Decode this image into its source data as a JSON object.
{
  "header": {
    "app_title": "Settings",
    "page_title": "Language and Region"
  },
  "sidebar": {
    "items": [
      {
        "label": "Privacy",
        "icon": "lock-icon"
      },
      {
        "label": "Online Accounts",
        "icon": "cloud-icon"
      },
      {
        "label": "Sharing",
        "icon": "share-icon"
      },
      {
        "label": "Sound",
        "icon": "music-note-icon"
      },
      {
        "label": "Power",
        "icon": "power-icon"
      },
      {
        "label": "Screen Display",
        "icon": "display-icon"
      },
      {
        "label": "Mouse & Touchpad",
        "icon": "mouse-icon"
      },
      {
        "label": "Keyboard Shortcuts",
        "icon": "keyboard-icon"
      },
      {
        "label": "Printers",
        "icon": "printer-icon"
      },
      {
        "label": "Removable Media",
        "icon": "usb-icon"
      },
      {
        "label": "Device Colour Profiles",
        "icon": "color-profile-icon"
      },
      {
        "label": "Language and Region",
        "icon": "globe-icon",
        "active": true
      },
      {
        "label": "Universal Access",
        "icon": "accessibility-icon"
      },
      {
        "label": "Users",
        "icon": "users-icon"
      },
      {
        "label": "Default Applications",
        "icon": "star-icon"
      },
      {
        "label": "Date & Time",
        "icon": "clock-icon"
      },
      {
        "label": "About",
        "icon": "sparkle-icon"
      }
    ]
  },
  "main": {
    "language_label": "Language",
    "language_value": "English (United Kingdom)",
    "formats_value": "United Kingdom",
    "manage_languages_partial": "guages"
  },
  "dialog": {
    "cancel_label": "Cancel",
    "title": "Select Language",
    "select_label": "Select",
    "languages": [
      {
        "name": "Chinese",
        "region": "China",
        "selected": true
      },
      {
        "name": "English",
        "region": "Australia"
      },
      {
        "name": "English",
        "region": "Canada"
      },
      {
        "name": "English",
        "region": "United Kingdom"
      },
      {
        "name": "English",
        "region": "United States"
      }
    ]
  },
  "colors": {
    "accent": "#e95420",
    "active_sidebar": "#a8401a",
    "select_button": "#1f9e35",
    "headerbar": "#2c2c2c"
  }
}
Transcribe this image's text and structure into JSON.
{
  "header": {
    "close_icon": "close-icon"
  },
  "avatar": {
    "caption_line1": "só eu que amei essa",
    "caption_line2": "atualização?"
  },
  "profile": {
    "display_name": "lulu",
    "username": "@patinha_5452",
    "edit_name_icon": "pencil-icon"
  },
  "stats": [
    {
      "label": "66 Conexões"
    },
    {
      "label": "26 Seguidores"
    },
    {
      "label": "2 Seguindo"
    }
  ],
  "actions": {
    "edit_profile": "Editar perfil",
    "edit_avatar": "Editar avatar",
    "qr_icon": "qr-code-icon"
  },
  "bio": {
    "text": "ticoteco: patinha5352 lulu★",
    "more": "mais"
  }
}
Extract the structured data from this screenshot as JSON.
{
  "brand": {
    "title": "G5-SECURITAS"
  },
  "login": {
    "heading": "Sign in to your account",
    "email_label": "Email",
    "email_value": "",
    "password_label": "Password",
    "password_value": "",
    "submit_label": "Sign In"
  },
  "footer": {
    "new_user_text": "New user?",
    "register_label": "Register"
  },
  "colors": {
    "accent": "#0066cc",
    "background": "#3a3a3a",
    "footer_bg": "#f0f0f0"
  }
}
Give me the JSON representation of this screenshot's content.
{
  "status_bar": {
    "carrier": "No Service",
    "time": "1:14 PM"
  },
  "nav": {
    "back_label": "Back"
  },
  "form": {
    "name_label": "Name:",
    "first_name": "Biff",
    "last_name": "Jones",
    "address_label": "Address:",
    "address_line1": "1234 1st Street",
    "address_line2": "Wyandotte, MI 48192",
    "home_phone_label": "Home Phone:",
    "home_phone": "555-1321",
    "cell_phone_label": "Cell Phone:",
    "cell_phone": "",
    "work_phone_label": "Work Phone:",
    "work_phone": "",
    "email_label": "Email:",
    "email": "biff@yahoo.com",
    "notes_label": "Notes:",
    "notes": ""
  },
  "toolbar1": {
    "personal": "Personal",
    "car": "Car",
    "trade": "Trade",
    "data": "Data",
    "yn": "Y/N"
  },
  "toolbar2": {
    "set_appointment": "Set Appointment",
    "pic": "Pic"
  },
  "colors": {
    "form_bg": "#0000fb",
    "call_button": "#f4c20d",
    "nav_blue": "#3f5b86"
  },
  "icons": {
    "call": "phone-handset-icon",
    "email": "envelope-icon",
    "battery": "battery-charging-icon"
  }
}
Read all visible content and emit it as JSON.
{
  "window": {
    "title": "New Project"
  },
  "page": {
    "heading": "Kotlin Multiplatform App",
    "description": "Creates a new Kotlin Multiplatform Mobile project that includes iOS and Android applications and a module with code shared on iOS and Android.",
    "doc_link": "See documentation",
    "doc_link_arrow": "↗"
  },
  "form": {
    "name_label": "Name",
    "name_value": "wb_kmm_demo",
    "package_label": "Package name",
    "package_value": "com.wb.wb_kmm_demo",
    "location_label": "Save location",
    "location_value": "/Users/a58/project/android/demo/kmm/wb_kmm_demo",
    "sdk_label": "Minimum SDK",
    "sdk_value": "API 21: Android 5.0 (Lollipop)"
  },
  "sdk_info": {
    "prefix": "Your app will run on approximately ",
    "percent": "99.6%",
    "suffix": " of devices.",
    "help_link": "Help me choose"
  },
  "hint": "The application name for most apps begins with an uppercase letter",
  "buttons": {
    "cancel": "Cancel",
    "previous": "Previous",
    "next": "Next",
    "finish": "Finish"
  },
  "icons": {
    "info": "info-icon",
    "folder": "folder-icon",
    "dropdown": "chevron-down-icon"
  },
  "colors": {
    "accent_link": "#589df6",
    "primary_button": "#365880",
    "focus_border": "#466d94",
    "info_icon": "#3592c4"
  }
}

....

## Required work
All of the entries need to be reproduced exactly; please write them out.

## The reply
Decode this image into its source data as a JSON object.
{
  "header": {
    "app_title": "Settings",
    "page_title": "Language and Region"
  },
  "sidebar": {
    "items": [
      {
        "label": "Privacy",
        "icon": "lock-icon"
      },
      {
        "label": "Online Accounts",
        "icon": "cloud-icon"
      },
      {
        "label": "Sharing",
        "icon": "share-icon"
      },
      {
        "label": "Sound",
        "icon": "music-note-icon"
      },
      {
        "label": "Power",
        "icon": "power-icon"
      },
      {
        "label": "Screen Display",
        "icon": "display-icon"
      },
      {
        "label": "Mouse & Touchpad",
        "icon": "mouse-icon"
      },
      {
        "label": "Keyboard Shortcuts",
        "icon": "keyboard-icon"
      },
      {
        "label": "Printers",
        "icon": "printer-icon"
      },
      {
        "label": "Removable Media",
        "icon": "usb-icon"
      },
      {
        "label": "Device Colour Profiles",
        "icon": "color-profile-icon"
      },
      {
        "label": "Language and Region",
        "icon": "globe-icon",
        "active": true
      },
      {
        "label": "Universal Access",
        "icon": "accessibility-icon"
      },
      {
        "label": "Users",
        "icon": "users-icon"
      },
      {
        "label": "Default Applications",
        "icon": "star-icon"
      },
      {
        "label": "Date & Time",
        "icon": "clock-icon"
      },
      {
        "label": "About",
        "icon": "sparkle-icon"
      }
    ]
  },
  "main": {
    "language_label": "Language",
    "language_value": "English (United Kingdom)",
    "formats_value": "United Kingdom",
    "manage_languages_partial": "guages"
  },
  "dialog": {
    "cancel_label": "Cancel",
    "title": "Select Language",
    "select_label": "Select",
    "languages": [
      {
        "name": "Chinese",
        "region": "China",
        "selected": true
      },
      {
        "name": "English",
        "region": "Australia"
      },
      {
        "name": "English",
        "region": "Canada"
      },
      {
        "name": "English",
        "region": "United Kingdom"
      },
      {
        "name": "English",
        "region": "United States"
      }
    ]
  },
  "colors": {
    "accent": "#e95420",
    "active_sidebar": "#a8401a",
    "select_button": "#1f9e35",
    "headerbar": "#2c2c2c"
  }
}
Transcribe this image's text and structure into JSON.
{
  "header": {
    "close_icon": "close-icon"
  },
  "avatar": {
    "caption_line1": "só eu que amei essa",
    "caption_line2": "atualização?"
  },
  "profile": {
    "display_name": "lulu",
    "username": "@patinha_5452",
    "edit_name_icon": "pencil-icon"
  },
  "stats": [
    {
      "label": "66 Conexões"
    },
    {
      "label": "26 Seguidores"
    },
    {
      "label": "2 Seguindo"
    }
  ],
  "actions": {
    "edit_profile": "Editar perfil",
    "edit_avatar": "Editar avatar",
    "qr_icon": "qr-code-icon"
  },
  "bio": {
    "text": "ticoteco: patinha5352 lulu★",
    "more": "mais"
  }
}
Extract the structured data from this screenshot as JSON.
{
  "brand": {
    "title": "G5-SECURITAS"
  },
  "login": {
    "heading": "Sign in to your account",
    "email_label": "Email",
    "email_value": "",
    "password_label": "Password",
    "password_value": "",
    "submit_label": "Sign In"
  },
  "footer": {
    "new_user_text": "New user?",
    "register_label": "Register"
  },
  "colors": {
    "accent": "#0066cc",
    "background": "#3a3a3a",
    "footer_bg": "#f0f0f0"
  }
}
Give me the JSON representation of this screenshot's content.
{
  "status_bar": {
    "carrier": "No Service",
    "time": "1:14 PM"
  },
  "nav": {
    "back_label": "Back"
  },
  "form": {
    "name_label": "Name:",
    "first_name": "Biff",
    "last_name": "Jones",
    "address_label": "Address:",
    "address_line1": "1234 1st Street",
    "address_line2": "Wyandotte, MI 48192",
    "home_phone_label": "Home Phone:",
    "home_phone": "555-1321",
    "cell_phone_label": "Cell Phone:",
    "cell_phone": "",
    "work_phone_label": "Work Phone:",
    "work_phone": "",
    "email_label": "Email:",
    "email": "biff@yahoo.com",
    "notes_label": "Notes:",
    "notes": ""
  },
  "toolbar1": {
    "personal": "Personal",
    "car": "Car",
    "trade": "Trade",
    "data": "Data",
    "yn": "Y/N"
  },
  "toolbar2": {
    "set_appointment": "Set Appointment",
    "pic": "Pic"
  },
  "colors": {
    "form_bg": "#0000fb",
    "call_button": "#f4c20d",
    "nav_blue": "#3f5b86"
  },
  "icons": {
    "call": "phone-handset-icon",
    "email": "envelope-icon",
    "battery": "battery-charging-icon"
  }
}
Read all visible content and emit it as JSON.
{
  "window": {
    "title": "New Project"
  },
  "page": {
    "heading": "Kotlin Multiplatform App",
    "description": "Creates a new Kotlin Multiplatform Mobile project that includes iOS and Android applications and a module with code shared on iOS and Android.",
    "doc_link": "See documentation",
    "doc_link_arrow": "↗"
  },
  "form": {
    "name_label": "Name",
    "name_value": "wb_kmm_demo",
    "package_label": "Package name",
    "package_value": "com.wb.wb_kmm_demo",
    "location_label": "Save location",
    "location_value": "/Users/a58/project/android/demo/kmm/wb_kmm_demo",
    "sdk_label": "Minimum SDK",
    "sdk_value": "API 21: Android 5.0 (Lollipop)"
  },
  "sdk_info": {
    "prefix": "Your app will run on approximately ",
    "percent": "99.6%",
    "suffix": " of devices.",
    "help_link": "Help me choose"
  },
  "hint": "The application name for most apps begins with an uppercase letter",
  "buttons": {
    "cancel": "Cancel",
    "previous": "Previous",
    "next": "Next",
    "finish": "Finish"
  },
  "icons": {
    "info": "info-icon",
    "folder": "folder-icon",
    "dropdown": "chevron-down-icon"
  },
  "colors": {
    "accent_link": "#589df6",
    "primary_button": "#365880",
    "focus_border": "#466d94",
    "info_icon": "#3592c4"
  }
}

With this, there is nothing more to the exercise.